-- The request --
Which lines run from the one containing "Read out every word on this page." to the end of the entries? Quote them exactly, and nothing else.

# # # # #

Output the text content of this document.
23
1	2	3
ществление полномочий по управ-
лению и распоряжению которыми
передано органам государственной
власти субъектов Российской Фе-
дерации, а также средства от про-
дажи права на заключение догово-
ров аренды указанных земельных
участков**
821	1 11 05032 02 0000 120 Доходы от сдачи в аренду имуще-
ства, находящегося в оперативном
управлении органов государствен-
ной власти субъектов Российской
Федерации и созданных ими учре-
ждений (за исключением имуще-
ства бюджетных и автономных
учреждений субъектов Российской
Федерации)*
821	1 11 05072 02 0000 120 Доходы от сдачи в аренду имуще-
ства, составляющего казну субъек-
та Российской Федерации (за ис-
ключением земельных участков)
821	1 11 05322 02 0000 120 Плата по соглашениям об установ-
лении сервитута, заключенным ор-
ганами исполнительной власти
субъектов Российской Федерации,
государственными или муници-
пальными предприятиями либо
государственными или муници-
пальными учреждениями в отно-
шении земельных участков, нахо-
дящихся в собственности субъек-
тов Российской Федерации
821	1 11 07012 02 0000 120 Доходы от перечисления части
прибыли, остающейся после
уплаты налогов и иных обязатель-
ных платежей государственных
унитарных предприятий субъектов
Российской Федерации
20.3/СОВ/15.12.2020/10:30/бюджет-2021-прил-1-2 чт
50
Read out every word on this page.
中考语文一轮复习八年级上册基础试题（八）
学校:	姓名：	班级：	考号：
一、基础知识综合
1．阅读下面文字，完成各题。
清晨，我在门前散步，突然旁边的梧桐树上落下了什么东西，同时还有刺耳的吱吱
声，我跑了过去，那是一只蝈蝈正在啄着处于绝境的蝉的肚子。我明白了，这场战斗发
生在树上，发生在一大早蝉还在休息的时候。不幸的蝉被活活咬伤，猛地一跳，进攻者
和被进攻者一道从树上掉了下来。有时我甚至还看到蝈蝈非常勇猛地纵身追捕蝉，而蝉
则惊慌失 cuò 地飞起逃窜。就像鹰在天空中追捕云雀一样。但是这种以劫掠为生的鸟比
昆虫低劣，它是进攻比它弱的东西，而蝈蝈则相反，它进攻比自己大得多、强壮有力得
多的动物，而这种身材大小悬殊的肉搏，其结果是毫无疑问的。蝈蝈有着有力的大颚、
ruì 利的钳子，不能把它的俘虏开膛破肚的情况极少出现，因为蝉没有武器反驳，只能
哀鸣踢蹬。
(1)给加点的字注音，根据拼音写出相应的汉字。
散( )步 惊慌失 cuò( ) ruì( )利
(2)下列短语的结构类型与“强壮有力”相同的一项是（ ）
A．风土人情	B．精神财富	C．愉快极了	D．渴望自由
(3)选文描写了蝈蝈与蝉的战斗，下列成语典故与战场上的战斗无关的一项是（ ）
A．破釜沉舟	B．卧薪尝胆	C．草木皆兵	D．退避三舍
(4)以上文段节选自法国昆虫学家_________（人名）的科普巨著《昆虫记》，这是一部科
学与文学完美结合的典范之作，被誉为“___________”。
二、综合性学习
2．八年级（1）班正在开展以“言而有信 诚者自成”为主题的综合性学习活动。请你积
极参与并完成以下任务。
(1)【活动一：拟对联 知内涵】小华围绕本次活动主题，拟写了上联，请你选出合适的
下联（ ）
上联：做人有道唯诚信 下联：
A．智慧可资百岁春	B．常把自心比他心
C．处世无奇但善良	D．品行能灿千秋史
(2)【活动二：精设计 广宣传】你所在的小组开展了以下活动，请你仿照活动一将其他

# # # # #

-- Response to the exercise --
Read out every word on this page.
中考语文一轮复习八年级上册基础试题（八）
学校:	姓名：	班级：	考号：
一、基础知识综合
1．阅读下面文字，完成各题。
清晨，我在门前散步，突然旁边的梧桐树上落下了什么东西，同时还有刺耳的吱吱
声，我跑了过去，那是一只蝈蝈正在啄着处于绝境的蝉的肚子。我明白了，这场战斗发
生在树上，发生在一大早蝉还在休息的时候。不幸的蝉被活活咬伤，猛地一跳，进攻者
和被进攻者一道从树上掉了下来。有时我甚至还看到蝈蝈非常勇猛地纵身追捕蝉，而蝉
则惊慌失 cuò 地飞起逃窜。就像鹰在天空中追捕云雀一样。但是这种以劫掠为生的鸟比
昆虫低劣，它是进攻比它弱的东西，而蝈蝈则相反，它进攻比自己大得多、强壮有力得
多的动物，而这种身材大小悬殊的肉搏，其结果是毫无疑问的。蝈蝈有着有力的大颚、
ruì 利的钳子，不能把它的俘虏开膛破肚的情况极少出现，因为蝉没有武器反驳，只能
哀鸣踢蹬。
(1)给加点的字注音，根据拼音写出相应的汉字。
散( )步 惊慌失 cuò( ) ruì( )利
(2)下列短语的结构类型与“强壮有力”相同的一项是（ ）
A．风土人情	B．精神财富	C．愉快极了	D．渴望自由
(3)选文描写了蝈蝈与蝉的战斗，下列成语典故与战场上的战斗无关的一项是（ ）
A．破釜沉舟	B．卧薪尝胆	C．草木皆兵	D．退避三舍
(4)以上文段节选自法国昆虫学家_________（人名）的科普巨著《昆虫记》，这是一部科
学与文学完美结合的典范之作，被誉为“___________”。
二、综合性学习
2．八年级（1）班正在开展以“言而有信 诚者自成”为主题的综合性学习活动。请你积
极参与并完成以下任务。
(1)【活动一：拟对联 知内涵】小华围绕本次活动主题，拟写了上联，请你选出合适的
下联（ ）
上联：做人有道唯诚信 下联：
A．智慧可资百岁春	B．常把自心比他心
C．处世无奇但善良	D．品行能灿千秋史
(2)【活动二：精设计 广宣传】你所在的小组开展了以下活动，请你仿照活动一将其他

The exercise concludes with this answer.